Extracted data entries:

-------

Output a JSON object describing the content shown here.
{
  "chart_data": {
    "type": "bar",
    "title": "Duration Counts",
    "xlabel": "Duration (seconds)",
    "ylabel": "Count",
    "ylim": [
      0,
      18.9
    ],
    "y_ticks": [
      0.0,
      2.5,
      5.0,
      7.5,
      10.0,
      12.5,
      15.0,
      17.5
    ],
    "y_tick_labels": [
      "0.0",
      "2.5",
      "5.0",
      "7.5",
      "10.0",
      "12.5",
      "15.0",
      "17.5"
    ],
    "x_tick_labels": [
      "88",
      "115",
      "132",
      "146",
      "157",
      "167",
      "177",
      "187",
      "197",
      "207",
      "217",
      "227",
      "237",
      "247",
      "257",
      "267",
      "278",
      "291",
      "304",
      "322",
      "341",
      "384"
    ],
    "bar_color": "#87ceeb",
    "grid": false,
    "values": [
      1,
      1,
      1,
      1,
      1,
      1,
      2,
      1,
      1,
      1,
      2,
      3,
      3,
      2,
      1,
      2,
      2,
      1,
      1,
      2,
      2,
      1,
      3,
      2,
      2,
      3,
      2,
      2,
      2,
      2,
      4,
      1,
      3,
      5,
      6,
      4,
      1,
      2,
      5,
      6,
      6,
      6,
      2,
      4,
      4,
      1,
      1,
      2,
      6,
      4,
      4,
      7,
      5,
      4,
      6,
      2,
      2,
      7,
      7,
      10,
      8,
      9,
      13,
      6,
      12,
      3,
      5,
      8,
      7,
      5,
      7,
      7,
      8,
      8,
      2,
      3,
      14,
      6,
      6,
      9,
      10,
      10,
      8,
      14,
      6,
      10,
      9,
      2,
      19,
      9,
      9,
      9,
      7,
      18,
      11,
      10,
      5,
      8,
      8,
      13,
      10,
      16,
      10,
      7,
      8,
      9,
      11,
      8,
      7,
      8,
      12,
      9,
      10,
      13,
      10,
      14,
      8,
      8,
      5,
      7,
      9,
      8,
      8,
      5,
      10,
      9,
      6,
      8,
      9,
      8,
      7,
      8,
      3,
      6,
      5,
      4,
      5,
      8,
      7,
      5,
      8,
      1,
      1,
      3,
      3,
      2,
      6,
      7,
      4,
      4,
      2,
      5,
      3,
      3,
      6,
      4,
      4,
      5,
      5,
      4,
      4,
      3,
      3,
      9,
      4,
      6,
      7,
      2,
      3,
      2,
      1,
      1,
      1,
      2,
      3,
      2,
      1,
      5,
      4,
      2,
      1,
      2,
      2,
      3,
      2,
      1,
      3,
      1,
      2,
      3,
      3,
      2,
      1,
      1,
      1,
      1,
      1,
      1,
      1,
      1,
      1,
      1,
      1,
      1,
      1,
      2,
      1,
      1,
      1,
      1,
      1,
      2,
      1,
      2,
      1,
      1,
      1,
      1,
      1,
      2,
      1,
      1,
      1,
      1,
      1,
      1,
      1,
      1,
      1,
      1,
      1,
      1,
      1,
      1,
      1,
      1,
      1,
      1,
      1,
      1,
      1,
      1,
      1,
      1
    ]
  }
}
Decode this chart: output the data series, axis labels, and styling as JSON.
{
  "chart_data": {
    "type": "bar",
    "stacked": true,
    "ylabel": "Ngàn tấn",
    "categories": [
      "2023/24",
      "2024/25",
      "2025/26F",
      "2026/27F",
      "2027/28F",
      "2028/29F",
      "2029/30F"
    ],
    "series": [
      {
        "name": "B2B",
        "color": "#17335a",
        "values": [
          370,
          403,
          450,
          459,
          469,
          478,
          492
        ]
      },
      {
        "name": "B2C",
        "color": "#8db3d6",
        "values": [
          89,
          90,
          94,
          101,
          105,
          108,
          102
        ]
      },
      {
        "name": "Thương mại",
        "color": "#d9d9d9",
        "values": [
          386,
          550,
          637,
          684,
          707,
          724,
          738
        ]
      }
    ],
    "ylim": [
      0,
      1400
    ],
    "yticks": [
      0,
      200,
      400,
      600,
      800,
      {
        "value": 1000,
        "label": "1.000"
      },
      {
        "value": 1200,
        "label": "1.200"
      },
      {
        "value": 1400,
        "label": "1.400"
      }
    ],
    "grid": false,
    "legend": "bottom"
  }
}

-------

» Exercise task: Everything from the line with "Decode this chart: output" through the last line of the material above should be echoed exactly, and nothing else.

» Written solution:
Decode this chart: output the data series, axis labels, and styling as JSON.
{
  "chart_data": {
    "type": "bar",
    "stacked": true,
    "ylabel": "Ngàn tấn",
    "categories": [
      "2023/24",
      "2024/25",
      "2025/26F",
      "2026/27F",
      "2027/28F",
      "2028/29F",
      "2029/30F"
    ],
    "series": [
      {
        "name": "B2B",
        "color": "#17335a",
        "values": [
          370,
          403,
          450,
          459,
          469,
          478,
          492
        ]
      },
      {
        "name": "B2C",
        "color": "#8db3d6",
        "values": [
          89,
          90,
          94,
          101,
          105,
          108,
          102
        ]
      },
      {
        "name": "Thương mại",
        "color": "#d9d9d9",
        "values": [
          386,
          550,
          637,
          684,
          707,
          724,
          738
        ]
      }
    ],
    "ylim": [
      0,
      1400
    ],
    "yticks": [
      0,
      200,
      400,
      600,
      800,
      {
        "value": 1000,
        "label": "1.000"
      },
      {
        "value": 1200,
        "label": "1.200"
      },
      {
        "value": 1400,
        "label": "1.400"
      }
    ],
    "grid": false,
    "legend": "bottom"
  }
}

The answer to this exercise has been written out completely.